GOAL OF THE EXERCISE ▸ Search the listing below for the word "Coefficient" and copy each line that holds it.

Records excerpted from a collection

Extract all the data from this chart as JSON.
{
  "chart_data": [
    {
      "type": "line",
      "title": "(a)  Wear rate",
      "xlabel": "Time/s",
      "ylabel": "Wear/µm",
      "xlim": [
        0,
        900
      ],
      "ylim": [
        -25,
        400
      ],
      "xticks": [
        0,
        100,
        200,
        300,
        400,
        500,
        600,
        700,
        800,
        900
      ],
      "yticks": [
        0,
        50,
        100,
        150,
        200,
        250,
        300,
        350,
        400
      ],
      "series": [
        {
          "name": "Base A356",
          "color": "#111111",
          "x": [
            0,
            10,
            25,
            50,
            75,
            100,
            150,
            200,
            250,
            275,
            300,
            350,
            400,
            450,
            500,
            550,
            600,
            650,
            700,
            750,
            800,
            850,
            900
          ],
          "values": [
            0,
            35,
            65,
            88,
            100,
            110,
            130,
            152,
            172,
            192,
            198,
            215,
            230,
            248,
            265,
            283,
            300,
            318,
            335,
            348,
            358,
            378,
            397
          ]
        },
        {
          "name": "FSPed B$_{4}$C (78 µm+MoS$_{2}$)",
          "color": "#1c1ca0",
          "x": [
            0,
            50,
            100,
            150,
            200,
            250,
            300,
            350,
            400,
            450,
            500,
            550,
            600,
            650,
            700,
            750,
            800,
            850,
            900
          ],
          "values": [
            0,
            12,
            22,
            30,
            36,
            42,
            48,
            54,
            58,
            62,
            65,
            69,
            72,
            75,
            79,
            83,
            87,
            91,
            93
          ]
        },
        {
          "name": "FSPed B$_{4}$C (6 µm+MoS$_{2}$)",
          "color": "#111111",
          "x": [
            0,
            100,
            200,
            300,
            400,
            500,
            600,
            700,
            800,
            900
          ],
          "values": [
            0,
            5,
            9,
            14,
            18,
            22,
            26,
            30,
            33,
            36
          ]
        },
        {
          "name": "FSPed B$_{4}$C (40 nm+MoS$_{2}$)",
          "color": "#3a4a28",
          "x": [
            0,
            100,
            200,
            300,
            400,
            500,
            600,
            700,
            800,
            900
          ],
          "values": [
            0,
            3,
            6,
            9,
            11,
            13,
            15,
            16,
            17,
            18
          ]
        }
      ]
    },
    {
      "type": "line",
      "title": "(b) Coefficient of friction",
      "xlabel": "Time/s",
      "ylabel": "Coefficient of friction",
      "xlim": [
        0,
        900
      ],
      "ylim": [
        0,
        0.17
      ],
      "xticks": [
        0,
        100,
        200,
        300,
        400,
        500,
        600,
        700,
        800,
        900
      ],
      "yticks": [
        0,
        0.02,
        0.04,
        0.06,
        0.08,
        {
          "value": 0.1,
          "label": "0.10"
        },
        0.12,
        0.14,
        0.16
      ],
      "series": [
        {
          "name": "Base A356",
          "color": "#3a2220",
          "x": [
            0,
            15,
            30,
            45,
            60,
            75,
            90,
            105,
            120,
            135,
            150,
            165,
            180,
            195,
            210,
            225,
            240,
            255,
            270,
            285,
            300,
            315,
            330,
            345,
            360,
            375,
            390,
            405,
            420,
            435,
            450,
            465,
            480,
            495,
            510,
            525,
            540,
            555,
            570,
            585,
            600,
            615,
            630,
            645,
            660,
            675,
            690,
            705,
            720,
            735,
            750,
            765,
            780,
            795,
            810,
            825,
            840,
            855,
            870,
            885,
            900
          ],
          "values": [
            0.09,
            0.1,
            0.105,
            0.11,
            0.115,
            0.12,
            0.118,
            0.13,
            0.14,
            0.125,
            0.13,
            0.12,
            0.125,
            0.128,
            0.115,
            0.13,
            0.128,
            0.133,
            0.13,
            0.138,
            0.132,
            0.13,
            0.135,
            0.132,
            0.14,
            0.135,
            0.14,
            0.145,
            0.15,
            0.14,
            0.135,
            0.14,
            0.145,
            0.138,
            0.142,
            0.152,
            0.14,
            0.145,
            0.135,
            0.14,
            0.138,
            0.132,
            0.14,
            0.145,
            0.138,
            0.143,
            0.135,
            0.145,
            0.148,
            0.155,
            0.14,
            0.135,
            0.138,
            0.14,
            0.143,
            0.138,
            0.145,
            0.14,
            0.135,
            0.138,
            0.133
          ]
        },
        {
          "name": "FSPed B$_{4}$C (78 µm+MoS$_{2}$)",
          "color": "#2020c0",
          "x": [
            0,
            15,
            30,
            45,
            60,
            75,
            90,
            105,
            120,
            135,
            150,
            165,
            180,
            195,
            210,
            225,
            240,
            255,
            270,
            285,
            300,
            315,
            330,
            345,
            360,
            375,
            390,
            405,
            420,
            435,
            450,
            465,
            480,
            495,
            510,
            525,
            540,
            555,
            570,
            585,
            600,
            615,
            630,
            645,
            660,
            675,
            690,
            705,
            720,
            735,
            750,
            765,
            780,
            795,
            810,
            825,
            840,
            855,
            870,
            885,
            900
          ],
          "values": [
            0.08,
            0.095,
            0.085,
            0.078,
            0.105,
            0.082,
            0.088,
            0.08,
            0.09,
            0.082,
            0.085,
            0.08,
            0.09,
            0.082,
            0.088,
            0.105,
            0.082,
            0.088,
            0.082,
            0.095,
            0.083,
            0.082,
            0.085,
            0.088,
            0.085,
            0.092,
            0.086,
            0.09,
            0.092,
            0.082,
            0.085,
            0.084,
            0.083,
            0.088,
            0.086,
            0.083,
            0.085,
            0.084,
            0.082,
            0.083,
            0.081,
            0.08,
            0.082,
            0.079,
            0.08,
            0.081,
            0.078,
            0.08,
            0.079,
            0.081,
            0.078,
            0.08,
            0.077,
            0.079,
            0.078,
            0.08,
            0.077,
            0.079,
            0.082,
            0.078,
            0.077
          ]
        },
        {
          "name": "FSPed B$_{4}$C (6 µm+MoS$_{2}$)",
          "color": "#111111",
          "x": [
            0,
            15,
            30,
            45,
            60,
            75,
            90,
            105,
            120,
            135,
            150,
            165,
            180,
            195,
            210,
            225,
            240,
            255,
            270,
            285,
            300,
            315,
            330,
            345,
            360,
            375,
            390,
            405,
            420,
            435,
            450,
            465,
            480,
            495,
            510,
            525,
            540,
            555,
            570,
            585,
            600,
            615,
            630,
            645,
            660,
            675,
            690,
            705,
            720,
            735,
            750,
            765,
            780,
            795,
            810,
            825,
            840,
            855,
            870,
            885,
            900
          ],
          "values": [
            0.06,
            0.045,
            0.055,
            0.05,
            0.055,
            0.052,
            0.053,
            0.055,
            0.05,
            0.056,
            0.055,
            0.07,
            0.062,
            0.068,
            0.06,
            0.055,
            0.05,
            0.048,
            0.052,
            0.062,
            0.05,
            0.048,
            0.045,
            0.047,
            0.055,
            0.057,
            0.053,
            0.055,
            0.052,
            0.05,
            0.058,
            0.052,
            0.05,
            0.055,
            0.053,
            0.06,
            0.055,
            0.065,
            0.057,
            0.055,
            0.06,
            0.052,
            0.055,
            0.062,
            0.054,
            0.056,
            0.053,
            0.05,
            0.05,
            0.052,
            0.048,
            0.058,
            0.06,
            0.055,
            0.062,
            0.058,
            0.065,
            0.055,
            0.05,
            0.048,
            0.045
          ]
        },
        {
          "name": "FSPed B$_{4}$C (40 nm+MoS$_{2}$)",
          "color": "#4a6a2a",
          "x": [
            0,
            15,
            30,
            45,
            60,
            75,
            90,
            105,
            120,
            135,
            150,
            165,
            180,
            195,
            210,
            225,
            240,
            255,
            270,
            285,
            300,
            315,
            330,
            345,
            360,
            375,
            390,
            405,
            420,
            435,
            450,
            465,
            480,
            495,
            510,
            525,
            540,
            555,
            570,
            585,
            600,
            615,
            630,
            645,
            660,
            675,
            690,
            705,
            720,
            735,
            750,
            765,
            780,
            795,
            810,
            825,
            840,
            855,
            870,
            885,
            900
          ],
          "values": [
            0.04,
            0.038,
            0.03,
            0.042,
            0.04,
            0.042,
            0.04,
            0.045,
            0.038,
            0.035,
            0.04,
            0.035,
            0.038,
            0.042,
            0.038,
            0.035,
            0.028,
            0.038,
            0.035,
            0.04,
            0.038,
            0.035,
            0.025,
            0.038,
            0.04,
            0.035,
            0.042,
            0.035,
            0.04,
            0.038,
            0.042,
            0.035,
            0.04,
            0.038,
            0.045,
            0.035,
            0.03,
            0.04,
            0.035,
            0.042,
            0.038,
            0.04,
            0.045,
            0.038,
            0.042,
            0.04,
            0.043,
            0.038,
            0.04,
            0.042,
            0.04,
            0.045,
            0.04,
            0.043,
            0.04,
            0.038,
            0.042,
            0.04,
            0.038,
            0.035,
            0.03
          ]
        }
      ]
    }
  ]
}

COMPLETED EXERCISE ▸
      "title": "(b) Coefficient of friction",
      "ylabel": "Coefficient of friction",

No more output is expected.